TASK DIRECTIONS:
In the records below, find the line containing "Convert this document image to plain text.". Output it and every line after it to the end, unchanged, with no pictures.

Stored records
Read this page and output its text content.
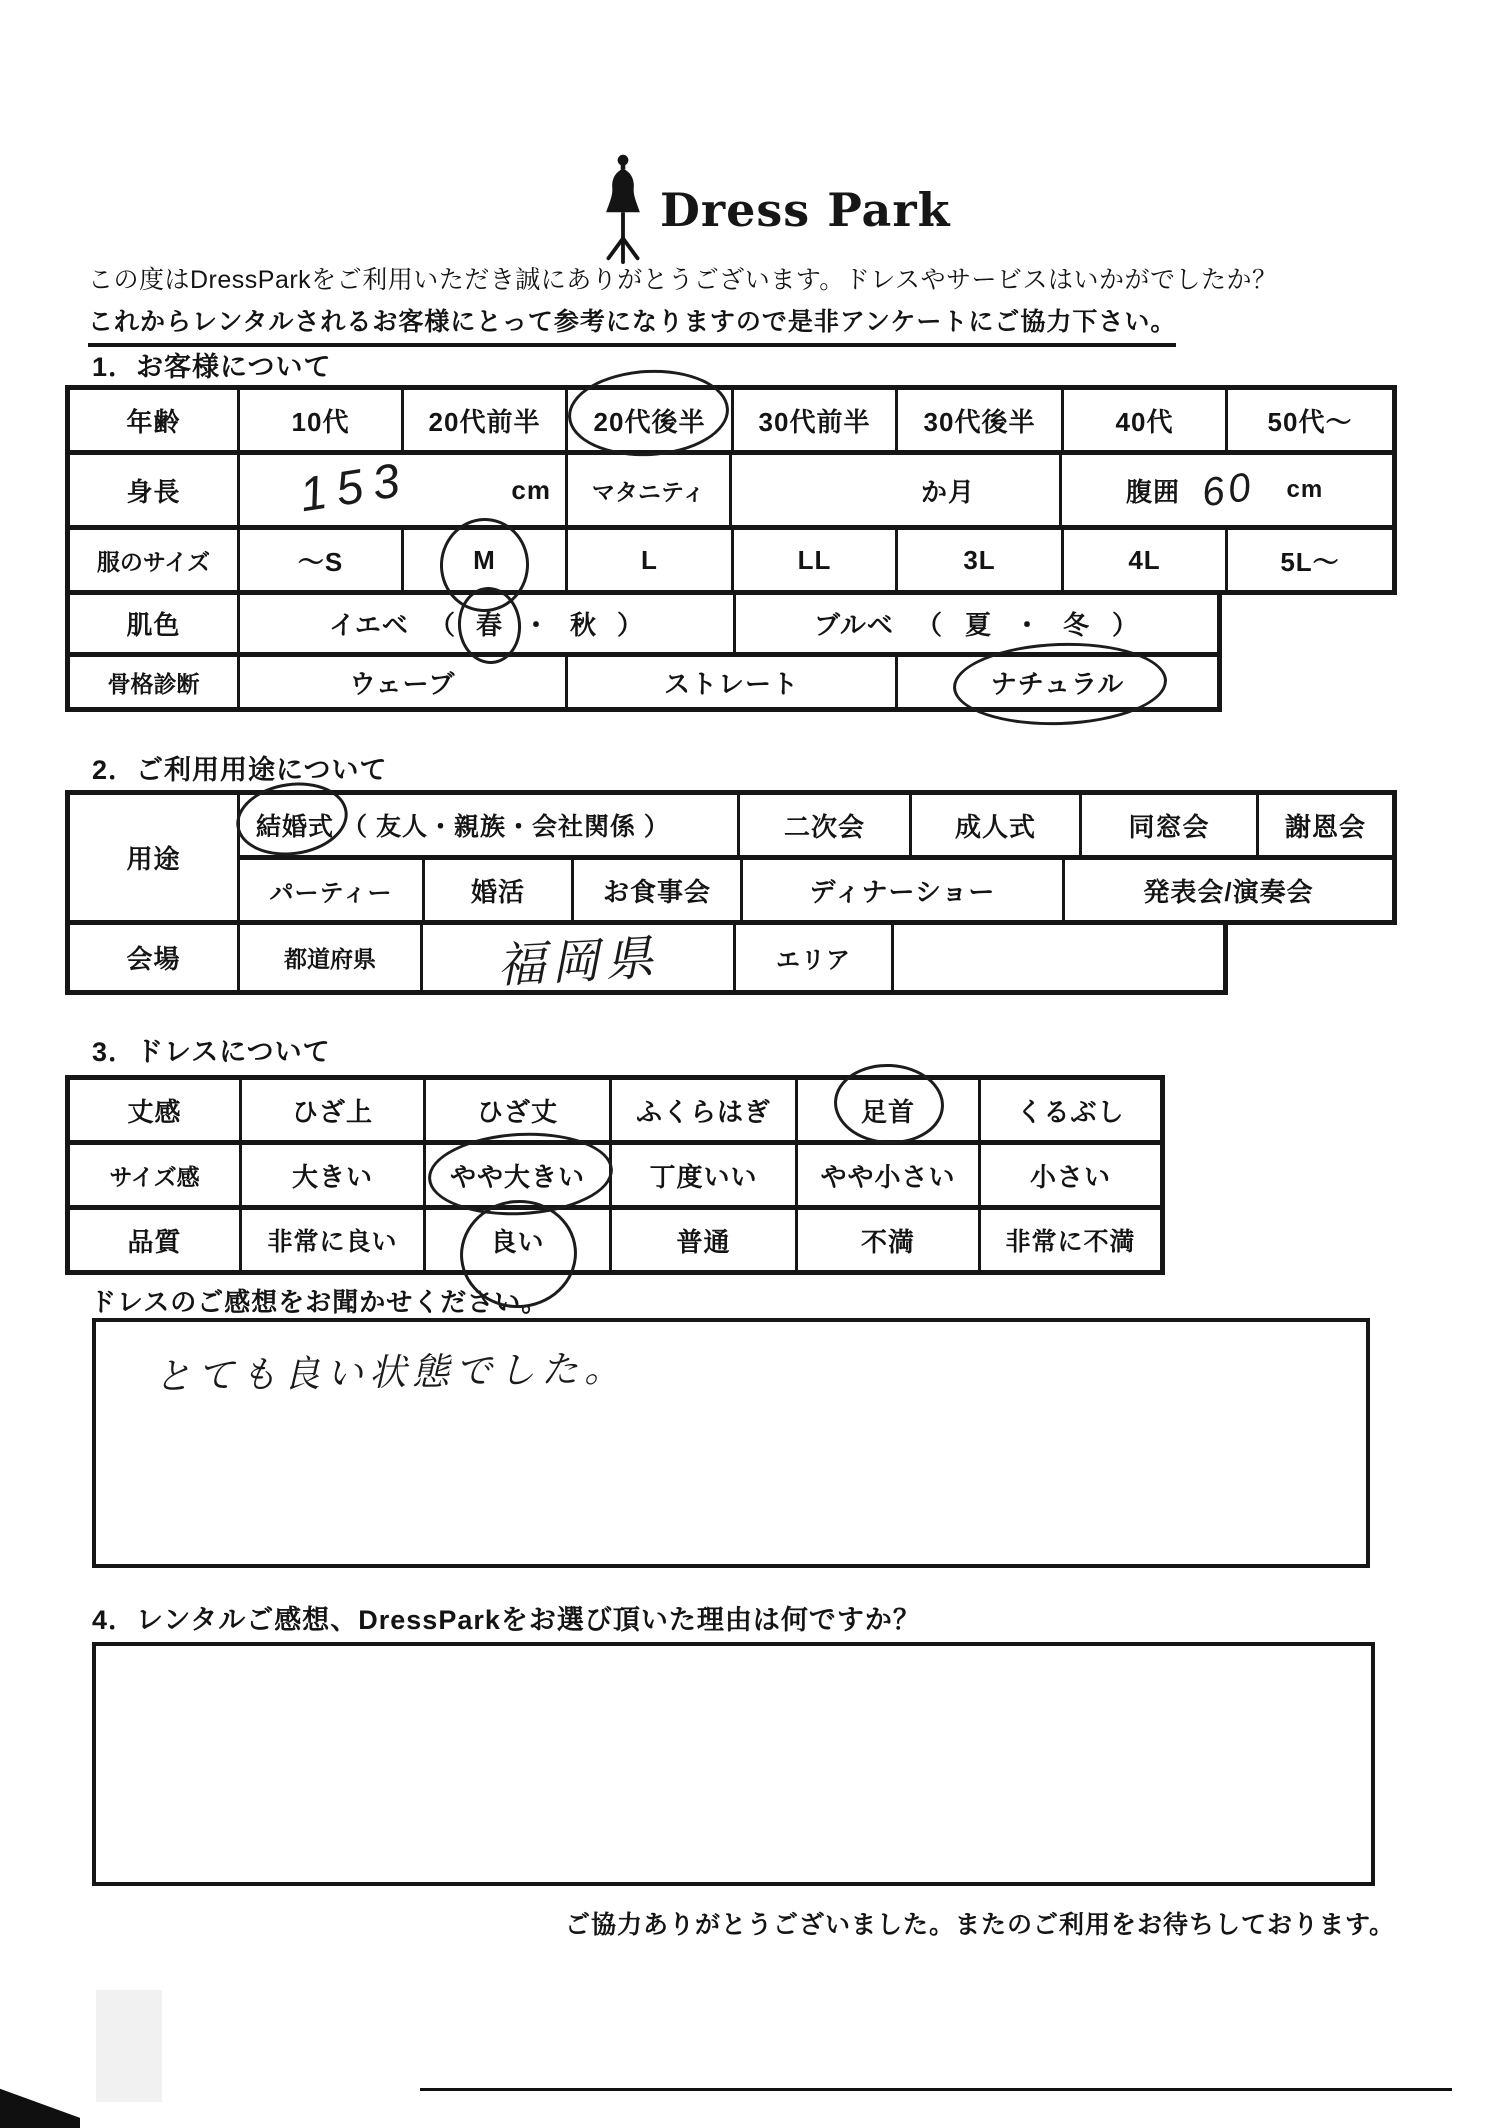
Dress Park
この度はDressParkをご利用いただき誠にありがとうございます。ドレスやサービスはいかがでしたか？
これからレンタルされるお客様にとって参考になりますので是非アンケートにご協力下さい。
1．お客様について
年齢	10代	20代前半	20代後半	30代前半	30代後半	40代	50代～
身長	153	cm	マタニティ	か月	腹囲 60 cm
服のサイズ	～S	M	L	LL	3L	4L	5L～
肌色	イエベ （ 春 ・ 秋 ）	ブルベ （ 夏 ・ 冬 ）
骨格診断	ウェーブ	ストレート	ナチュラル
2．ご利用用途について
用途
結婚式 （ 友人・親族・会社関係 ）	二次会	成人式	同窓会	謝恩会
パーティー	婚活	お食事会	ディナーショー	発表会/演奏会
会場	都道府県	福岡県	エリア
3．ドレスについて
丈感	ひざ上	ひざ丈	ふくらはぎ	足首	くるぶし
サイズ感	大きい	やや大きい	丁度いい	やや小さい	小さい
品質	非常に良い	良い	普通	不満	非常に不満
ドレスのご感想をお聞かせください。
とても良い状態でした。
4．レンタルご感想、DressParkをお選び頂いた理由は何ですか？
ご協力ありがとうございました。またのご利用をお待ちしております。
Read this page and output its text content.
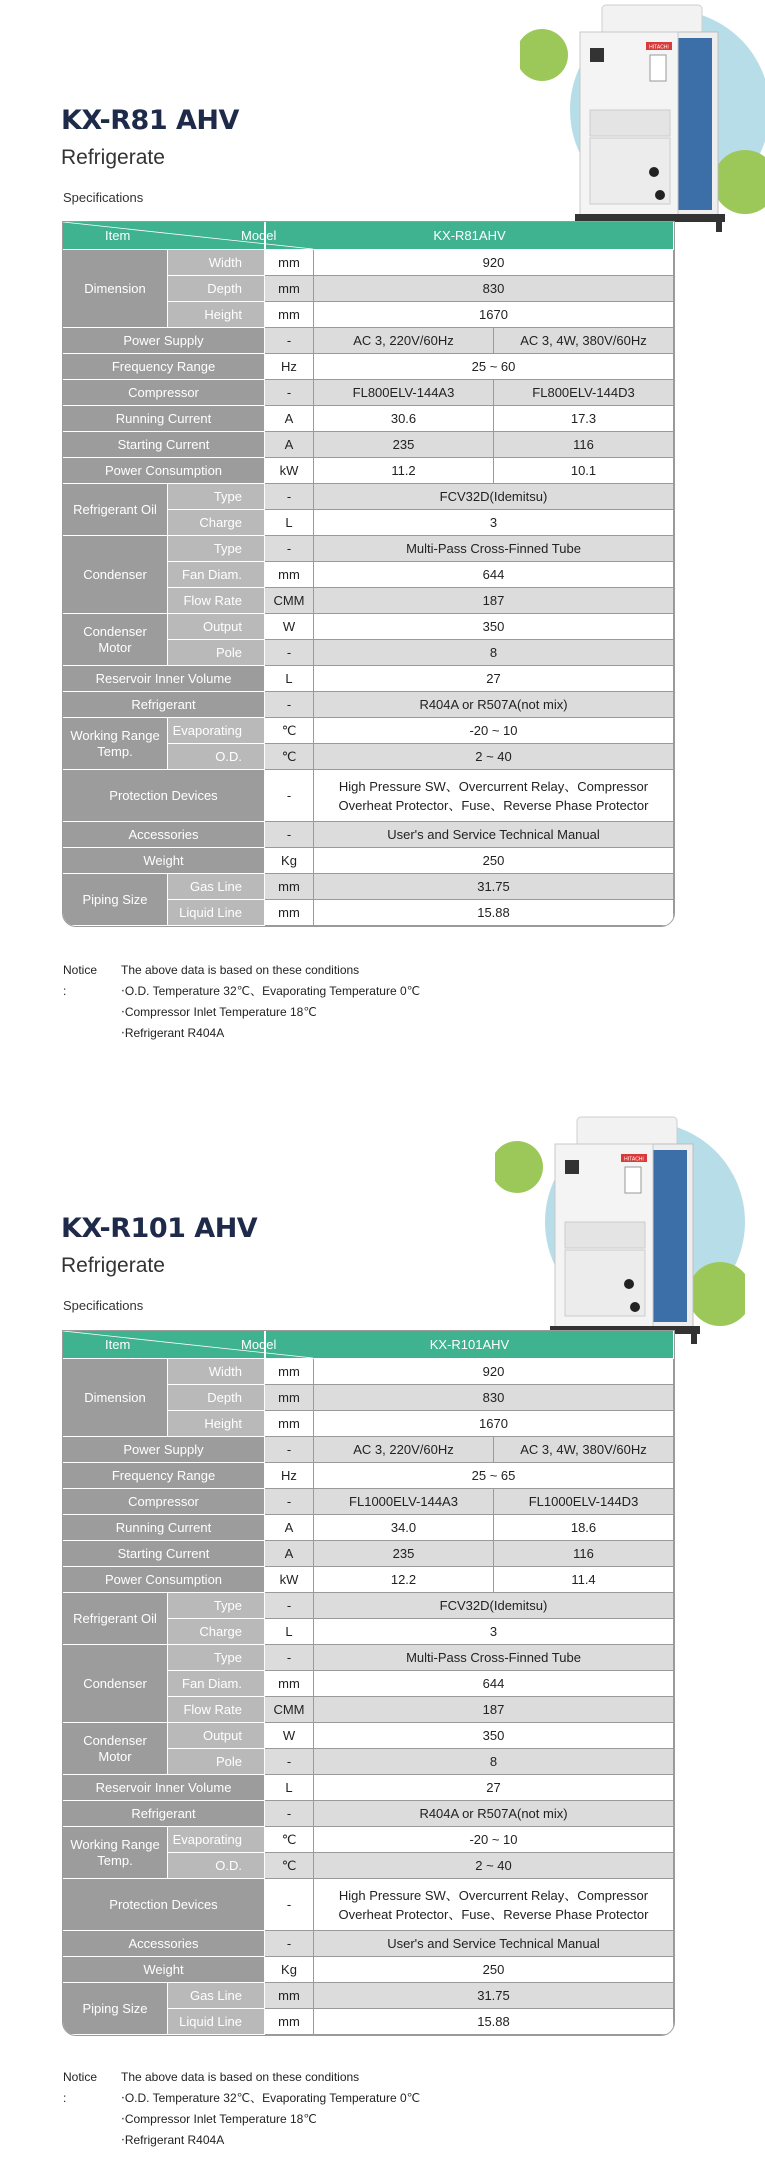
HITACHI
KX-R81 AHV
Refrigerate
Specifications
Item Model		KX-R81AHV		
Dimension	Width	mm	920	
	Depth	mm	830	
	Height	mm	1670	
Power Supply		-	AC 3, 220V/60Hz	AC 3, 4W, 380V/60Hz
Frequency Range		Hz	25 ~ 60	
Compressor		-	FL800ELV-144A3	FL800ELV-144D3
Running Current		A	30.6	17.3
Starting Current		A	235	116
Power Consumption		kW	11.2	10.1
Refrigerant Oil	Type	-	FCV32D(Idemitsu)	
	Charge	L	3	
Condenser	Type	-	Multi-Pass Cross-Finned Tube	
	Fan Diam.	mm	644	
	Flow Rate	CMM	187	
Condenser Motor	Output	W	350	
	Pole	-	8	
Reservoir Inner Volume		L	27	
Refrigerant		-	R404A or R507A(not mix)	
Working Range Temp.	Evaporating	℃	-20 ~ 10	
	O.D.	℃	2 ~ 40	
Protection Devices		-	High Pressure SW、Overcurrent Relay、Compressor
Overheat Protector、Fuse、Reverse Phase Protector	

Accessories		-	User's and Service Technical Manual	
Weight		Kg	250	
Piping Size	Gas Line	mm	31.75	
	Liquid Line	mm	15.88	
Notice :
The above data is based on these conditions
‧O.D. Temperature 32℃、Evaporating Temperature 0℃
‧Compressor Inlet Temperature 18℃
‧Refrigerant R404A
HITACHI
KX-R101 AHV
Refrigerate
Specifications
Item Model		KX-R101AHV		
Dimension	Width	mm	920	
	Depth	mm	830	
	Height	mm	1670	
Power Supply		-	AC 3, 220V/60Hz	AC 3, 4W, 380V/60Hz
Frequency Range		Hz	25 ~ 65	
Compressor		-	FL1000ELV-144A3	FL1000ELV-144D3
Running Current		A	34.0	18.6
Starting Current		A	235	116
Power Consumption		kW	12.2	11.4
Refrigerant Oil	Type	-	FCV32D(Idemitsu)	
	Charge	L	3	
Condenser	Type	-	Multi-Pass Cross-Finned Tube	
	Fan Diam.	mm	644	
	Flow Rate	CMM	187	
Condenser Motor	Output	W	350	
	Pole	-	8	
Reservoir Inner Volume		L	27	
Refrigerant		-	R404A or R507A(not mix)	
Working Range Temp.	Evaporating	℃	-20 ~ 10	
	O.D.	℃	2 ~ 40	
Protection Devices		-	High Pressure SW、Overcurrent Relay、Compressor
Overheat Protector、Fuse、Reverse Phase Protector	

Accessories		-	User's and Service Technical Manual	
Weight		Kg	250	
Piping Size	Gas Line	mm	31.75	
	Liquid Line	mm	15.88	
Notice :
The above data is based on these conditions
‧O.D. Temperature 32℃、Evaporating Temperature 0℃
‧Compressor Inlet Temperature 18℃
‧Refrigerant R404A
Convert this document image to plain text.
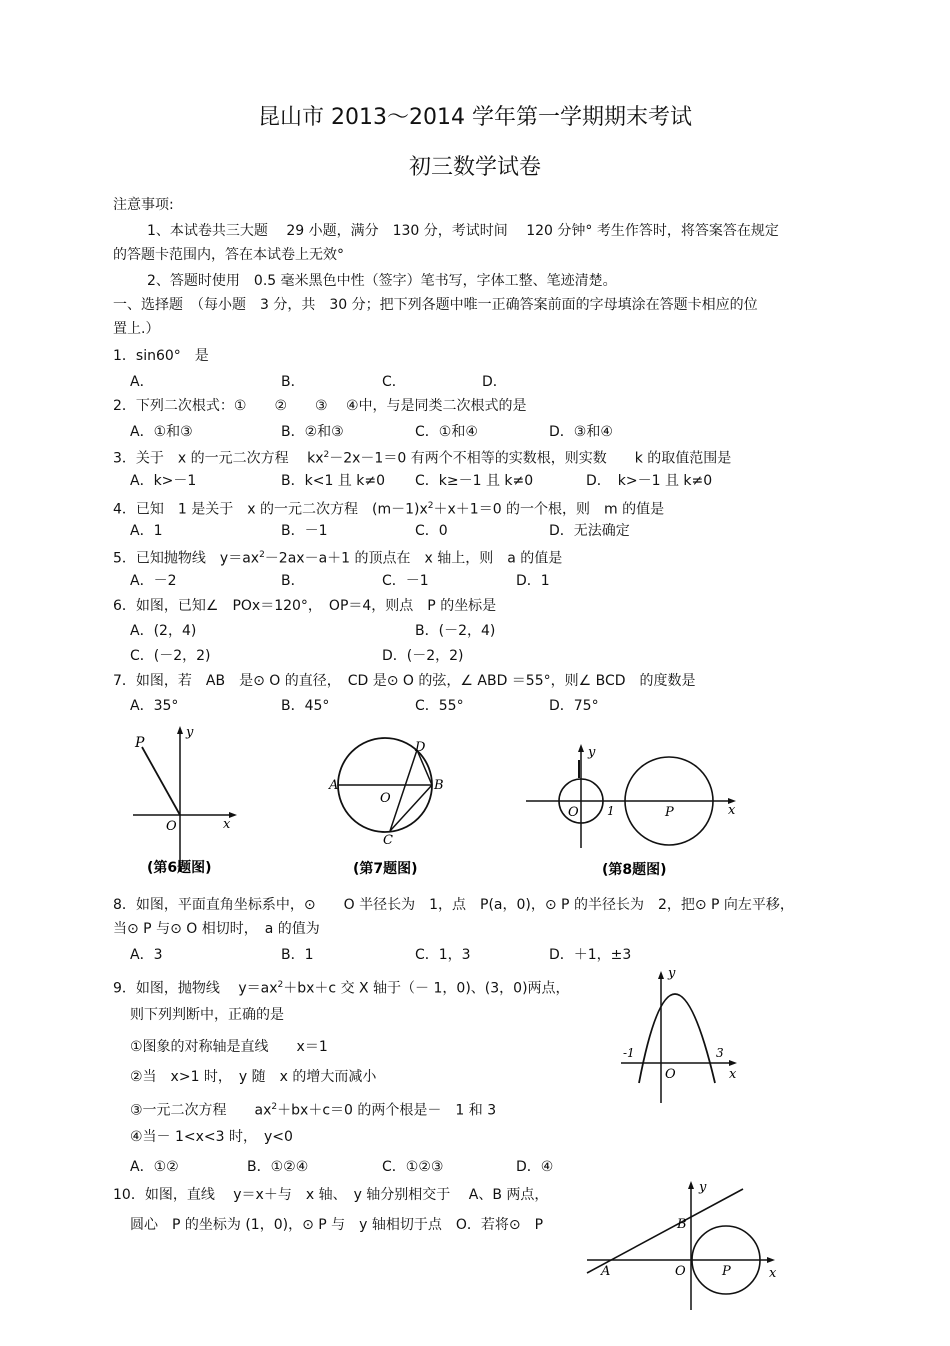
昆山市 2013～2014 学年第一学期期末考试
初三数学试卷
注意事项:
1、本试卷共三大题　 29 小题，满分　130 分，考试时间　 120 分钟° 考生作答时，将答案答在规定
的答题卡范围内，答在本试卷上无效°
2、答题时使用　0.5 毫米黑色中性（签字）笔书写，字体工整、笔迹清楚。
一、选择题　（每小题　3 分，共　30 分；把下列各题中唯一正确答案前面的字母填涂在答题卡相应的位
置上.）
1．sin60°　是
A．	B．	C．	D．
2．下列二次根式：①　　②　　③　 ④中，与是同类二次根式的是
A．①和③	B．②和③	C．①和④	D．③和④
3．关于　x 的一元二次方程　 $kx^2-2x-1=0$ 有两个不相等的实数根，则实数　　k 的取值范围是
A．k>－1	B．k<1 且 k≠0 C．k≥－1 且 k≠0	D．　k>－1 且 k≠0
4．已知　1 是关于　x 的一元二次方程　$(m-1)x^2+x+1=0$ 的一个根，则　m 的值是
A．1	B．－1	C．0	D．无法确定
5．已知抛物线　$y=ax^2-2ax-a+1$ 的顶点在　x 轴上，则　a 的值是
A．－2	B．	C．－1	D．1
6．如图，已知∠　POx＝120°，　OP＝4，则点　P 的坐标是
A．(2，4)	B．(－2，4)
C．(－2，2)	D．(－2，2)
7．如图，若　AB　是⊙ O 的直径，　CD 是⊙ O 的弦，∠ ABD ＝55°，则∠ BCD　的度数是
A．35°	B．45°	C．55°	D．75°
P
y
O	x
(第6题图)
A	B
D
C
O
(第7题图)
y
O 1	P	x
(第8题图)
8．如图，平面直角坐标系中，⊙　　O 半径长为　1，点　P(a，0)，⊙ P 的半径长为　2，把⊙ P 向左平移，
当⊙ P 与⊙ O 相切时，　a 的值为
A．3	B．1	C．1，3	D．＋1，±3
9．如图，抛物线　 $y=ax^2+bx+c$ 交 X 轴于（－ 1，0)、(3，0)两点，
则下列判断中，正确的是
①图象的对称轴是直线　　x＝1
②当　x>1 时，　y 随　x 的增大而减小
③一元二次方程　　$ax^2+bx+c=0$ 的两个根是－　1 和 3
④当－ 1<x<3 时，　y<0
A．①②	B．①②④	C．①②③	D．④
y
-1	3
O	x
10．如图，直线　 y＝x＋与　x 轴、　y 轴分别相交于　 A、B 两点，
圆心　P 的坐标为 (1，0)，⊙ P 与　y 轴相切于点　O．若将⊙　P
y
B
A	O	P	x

THE OUTPUT:
Convert this document image to plain text.
昆山市 2013～2014 学年第一学期期末考试
初三数学试卷
注意事项:
1、本试卷共三大题　 29 小题，满分　130 分，考试时间　 120 分钟° 考生作答时，将答案答在规定
的答题卡范围内，答在本试卷上无效°
2、答题时使用　0.5 毫米黑色中性（签字）笔书写，字体工整、笔迹清楚。
一、选择题　（每小题　3 分，共　30 分；把下列各题中唯一正确答案前面的字母填涂在答题卡相应的位
置上.）
1．sin60°　是
A．	B．	C．	D．
2．下列二次根式：①　　②　　③　 ④中，与是同类二次根式的是
A．①和③	B．②和③	C．①和④	D．③和④
3．关于　x 的一元二次方程　 $kx^2-2x-1=0$ 有两个不相等的实数根，则实数　　k 的取值范围是
A．k>－1	B．k<1 且 k≠0 C．k≥－1 且 k≠0	D．　k>－1 且 k≠0
4．已知　1 是关于　x 的一元二次方程　$(m-1)x^2+x+1=0$ 的一个根，则　m 的值是
A．1	B．－1	C．0	D．无法确定
5．已知抛物线　$y=ax^2-2ax-a+1$ 的顶点在　x 轴上，则　a 的值是
A．－2	B．	C．－1	D．1
6．如图，已知∠　POx＝120°，　OP＝4，则点　P 的坐标是
A．(2，4)	B．(－2，4)
C．(－2，2)	D．(－2，2)
7．如图，若　AB　是⊙ O 的直径，　CD 是⊙ O 的弦，∠ ABD ＝55°，则∠ BCD　的度数是
A．35°	B．45°	C．55°	D．75°
P
y
O	x
(第6题图)
A	B
D
C
O
(第7题图)
y
O 1	P	x
(第8题图)
8．如图，平面直角坐标系中，⊙　　O 半径长为　1，点　P(a，0)，⊙ P 的半径长为　2，把⊙ P 向左平移，
当⊙ P 与⊙ O 相切时，　a 的值为
A．3	B．1	C．1，3	D．＋1，±3
9．如图，抛物线　 $y=ax^2+bx+c$ 交 X 轴于（－ 1，0)、(3，0)两点，
则下列判断中，正确的是
①图象的对称轴是直线　　x＝1
②当　x>1 时，　y 随　x 的增大而减小
③一元二次方程　　$ax^2+bx+c=0$ 的两个根是－　1 和 3
④当－ 1<x<3 时，　y<0
A．①②	B．①②④	C．①②③	D．④
y
-1	3
O	x
10．如图，直线　 y＝x＋与　x 轴、　y 轴分别相交于　 A、B 两点，
圆心　P 的坐标为 (1，0)，⊙ P 与　y 轴相切于点　O．若将⊙　P
y
B
A	O	P	x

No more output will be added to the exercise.